** START **

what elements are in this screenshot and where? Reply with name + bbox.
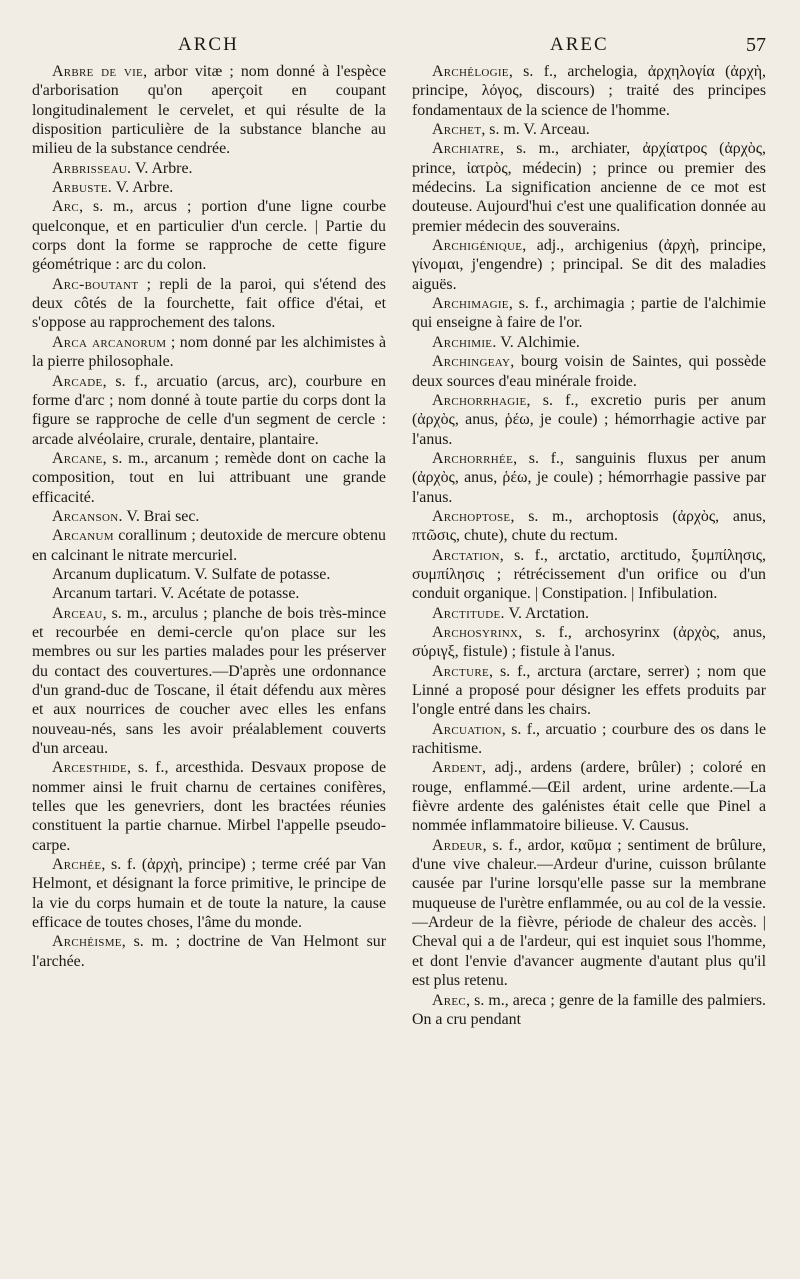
entry-headword: Arcade — [52, 372, 103, 390]
entry-definition: , s. f., arcuatio (arcus, arc), courbure en forme d'arc ; nom donné à toute partie du corps dont la figure se rapproche de celle d'un segment de cercle : arcade alvéolaire, crurale, dentaire, plantaire. — [32, 372, 386, 448]
dictionary-entry — [412, 991, 766, 1030]
entry-headword: Ardeur — [432, 836, 483, 854]
page-number: 57 — [746, 34, 766, 56]
entry-definition: V. Alchimie. — [496, 333, 580, 351]
dictionary-entry — [412, 662, 766, 720]
entry-headword: Arctitude. — [432, 604, 505, 622]
entry-definition: , s. m. V. Arceau. — [481, 121, 590, 139]
entry-definition: , s. f., archosyrinx (ἀρχὸς, anus, σύριγξ, fistule) ; fistule à l'anus. — [412, 623, 766, 661]
entry-headword: Arcanson. — [52, 507, 123, 525]
entry-definition: , s. m., arculus ; planche de bois très-mince et recourbée en demi-cercle qu'on place sur les membres ou sur les parties malades pour les préserver du contact des couvertures.—D'après une ordonnance d'un grand-duc de Toscane, il était défendu aux mères et aux nourrices de coucher avec elles les enfans nouveau-nés, sans les avoir préalablement couverts d'un arceau. — [32, 604, 386, 758]
entry-headword: Arcane — [52, 449, 103, 467]
dictionary-entry — [32, 62, 386, 159]
dictionary-entry — [32, 565, 386, 584]
dictionary-entry — [412, 333, 766, 352]
dictionary-entry — [412, 758, 766, 835]
entry-headword: Archingeay — [432, 353, 511, 371]
entry-definition: V. Arbre. — [131, 159, 193, 177]
dictionary-entry — [32, 855, 386, 932]
entry-definition: , adj., archigenius (ἀρχὴ, principe, γίνομαι, j'engendre) ; principal. Se dit des maladies aiguës. — [412, 237, 766, 293]
entry-definition: , s. f., excretio puris per anum (ἀρχὸς, anus, ῥέω, je coule) ; hémorrhagie active par l'anus. — [412, 391, 766, 448]
entry-definition: , s. f., ardor, καῦμα ; sentiment de brûlure, d'une vive chaleur.—Ardeur d'urine, cuisson brûlante causée par l'urine lorsqu'elle passe sur la membrane muqueuse de l'urètre enflammée, ou au col de la vessie.—Ardeur de la fièvre, période de chaleur des accès. | Cheval qui a de l'ardeur, qui est inquiet sous l'homme, et dont l'envie d'avancer augmente d'autant plus qu'il est plus retenu. — [412, 836, 766, 990]
entry-definition: , s. f., sanguinis fluxus per anum (ἀρχὸς, anus, ῥέω, je coule) ; hémorrhagie passive par l'anus. — [412, 449, 766, 506]
entry-headword: Archée — [52, 856, 102, 874]
entry-definition: V. Arbre. — [112, 179, 174, 197]
running-header — [30, 34, 766, 60]
dictionary-entry — [412, 507, 766, 546]
entry-headword: Archorrhée — [432, 449, 514, 467]
entry-definition: , s. f., archelogia, ἀρχηλογία (ἀρχὴ, principe, λόγος, discours) ; traité des principes fondamentaux de la science de l'homme. — [412, 63, 766, 119]
header-left-guide-word: ARCH — [178, 34, 239, 55]
entry-definition: , s. f., arctura (arctare, serrer) ; nom que Linné a proposé pour désigner les effets produits par l'ongle entré dans les chairs. — [412, 662, 766, 719]
entry-headword: Archéisme — [52, 933, 122, 951]
entry-definition: ; repli de la paroi, qui s'étend des deux côtés de la fourchette, fait office d'étai, et s'oppose au rapprochement des talons. — [32, 275, 386, 332]
entry-headword: Ardent — [432, 759, 482, 777]
entry-definition: , arbor vitæ ; nom donné à l'espèce d'arborisation qu'on aperçoit en coupant longitudinalement le cervelet, et qui résulte de la disposition particulière de la substance blanche au milieu de la substance cendrée. — [32, 63, 386, 158]
entry-headword: Archosyrinx — [432, 623, 519, 641]
entry-definition: , s. f., arctatio, arctitudo, ξυμπίλησις, συμπίλησις ; rétrécissement d'un orifice ou d'un conduit organique. | Constipation. | Infibulation. — [412, 546, 766, 603]
dictionary-entry — [412, 604, 766, 623]
dictionary-entry — [32, 604, 386, 759]
entry-headword: Arca arcanorum — [52, 333, 167, 351]
entry-definition: V. Brai sec. — [122, 507, 200, 525]
dictionary-entry — [32, 507, 386, 526]
dictionary-entry — [412, 62, 766, 120]
dictionary-entry — [32, 584, 386, 603]
dictionary-entry — [412, 294, 766, 333]
dictionary-entry — [32, 526, 386, 565]
entry-definition: , s. m., areca ; genre de la famille des palmiers. On a cru pendant — [412, 991, 766, 1028]
entry-headword: Arc — [52, 198, 80, 216]
entry-definition: , s. m. ; doctrine de Van Helmont sur l'archée. — [32, 933, 386, 970]
dictionary-entry — [412, 449, 766, 507]
entry-headword: Arbre de vie — [52, 63, 144, 80]
entry-headword: Arcuation — [432, 720, 502, 738]
entry-headword: Arc-boutant — [52, 275, 139, 293]
entry-headword: Archigénique — [432, 237, 523, 255]
entry-headword: Archimagie — [432, 295, 509, 313]
entry-headword: Arbuste. — [52, 179, 113, 197]
entry-definition: , s. m., arcus ; portion d'une ligne courbe quelconque, et en particulier d'un cercle. | Partie du corps dont la forme se rapproche de cette figure géométrique : arc du colon. — [32, 198, 386, 274]
entry-headword: Archorrhagie — [432, 391, 527, 409]
entry-definition: , adj., ardens (ardere, brûler) ; coloré en rouge, enflammé.—Œil ardent, urine ardente.—La fièvre ardente des galénistes était celle que Pinel a nommée inflammatoire bilieuse. V. Causus. — [412, 759, 766, 835]
dictionary-entry — [32, 275, 386, 333]
entry-headword: Archet — [432, 121, 482, 139]
entry-definition: , s. m., archoptosis (ἀρχὸς, anus, πτῶσις, chute), chute du rectum. — [412, 507, 766, 545]
right-column — [412, 62, 766, 1272]
dictionary-entry — [412, 836, 766, 991]
dictionary-entry — [32, 758, 386, 855]
entry-headword: Arceau — [52, 604, 103, 622]
entry-definition: Arcanum duplicatum. V. Sulfate de potasse. — [52, 565, 331, 583]
entry-definition: ; nom donné par les alchimistes à la pierre philosophale. — [32, 333, 386, 371]
dictionary-entry — [412, 120, 766, 139]
entry-definition: , s. m., archiater, ἀρχίατρος (ἀρχὸς, prince, ἰατρὸς, médecin) ; prince ou premier des médecins. La signification ancienne de ce mot est douteuse. Aujourd'hui c'est une qualification donnée au premier médecin des souverains. — [412, 140, 766, 235]
dictionary-entry — [32, 449, 386, 507]
entry-headword: Arctation — [432, 546, 500, 564]
entry-headword: Archélogie — [432, 63, 509, 80]
dictionary-entry — [32, 197, 386, 274]
dictionary-entry — [412, 623, 766, 662]
entry-headword: Archoptose — [432, 507, 511, 525]
dictionary-entry — [32, 372, 386, 449]
dictionary-entry — [32, 333, 386, 372]
dictionary-entry — [412, 236, 766, 294]
entry-definition: , s. m., arcanum ; remède dont on cache la composition, tout en lui attribuant une grande efficacité. — [32, 449, 386, 506]
entry-headword: Archimie. — [432, 333, 497, 351]
entry-headword: Arcanum — [52, 527, 114, 545]
dictionary-entry — [412, 391, 766, 449]
entry-definition: Arcanum tartari. V. Acétate de potasse. — [52, 585, 300, 603]
dictionary-entry — [32, 159, 386, 178]
entry-definition: corallinum ; deutoxide de mercure obtenu en calcinant le nitrate mercuriel. — [32, 527, 386, 564]
header-right-guide-word: AREC — [550, 34, 609, 55]
entry-headword: Arcture — [432, 662, 489, 680]
entry-definition: , s. f., arcuatio ; courbure des os dans le rachitisme. — [412, 720, 766, 758]
entry-headword: Arcesthide — [52, 759, 127, 777]
dictionary-entry — [32, 178, 386, 197]
dictionary-entry — [412, 352, 766, 391]
dictionary-entry — [412, 720, 766, 759]
dictionary-entry — [412, 139, 766, 236]
entry-definition: , s. f., arcesthida. Desvaux propose de nommer ainsi le fruit charnu de certaines conifères, telles que les genevriers, dont les bractées réunies constituent la partie charnue. Mirbel l'appelle pseudo-carpe. — [32, 759, 386, 854]
dictionary-entry — [412, 546, 766, 604]
left-column — [32, 62, 386, 1272]
entry-definition: , bourg voisin de Saintes, qui possède deux sources d'eau minérale froide. — [412, 353, 766, 390]
dictionary-entry — [32, 932, 386, 971]
entry-headword: Arec — [432, 991, 467, 1009]
entry-definition: , s. f., archimagia ; partie de l'alchimie qui enseigne à faire de l'or. — [412, 295, 766, 332]
entry-headword: Arbrisseau. — [52, 159, 132, 177]
entry-definition: , s. f. (ἀρχὴ, principe) ; terme créé par Van Helmont, et désignant la force primitive, le principe de la vie du corps humain et de toute la nature, la cause efficace de toutes choses, l'âme du monde. — [32, 856, 386, 932]
entry-headword: Archiatre — [432, 140, 500, 158]
entry-definition: V. Arctation. — [504, 604, 590, 622]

** END **

WORK TO DO: Report every line that contains the word "anus", treating uppercase and lowercase as different.

ANSWER FOR THE TASK:
entry-definition: , s. f., archosyrinx (ἀρχὸς, anus, σύριγξ, fistule) ; fistule à l'anus. — [412, 623, 766, 661]
entry-definition: , s. f., excretio puris per anum (ἀρχὸς, anus, ῥέω, je coule) ; hémorrhagie active par l'anus. — [412, 391, 766, 448]
entry-definition: , s. f., sanguinis fluxus per anum (ἀρχὸς, anus, ῥέω, je coule) ; hémorrhagie passive par l'anus. — [412, 449, 766, 506]
entry-definition: , s. m., archoptosis (ἀρχὸς, anus, πτῶσις, chute), chute du rectum. — [412, 507, 766, 545]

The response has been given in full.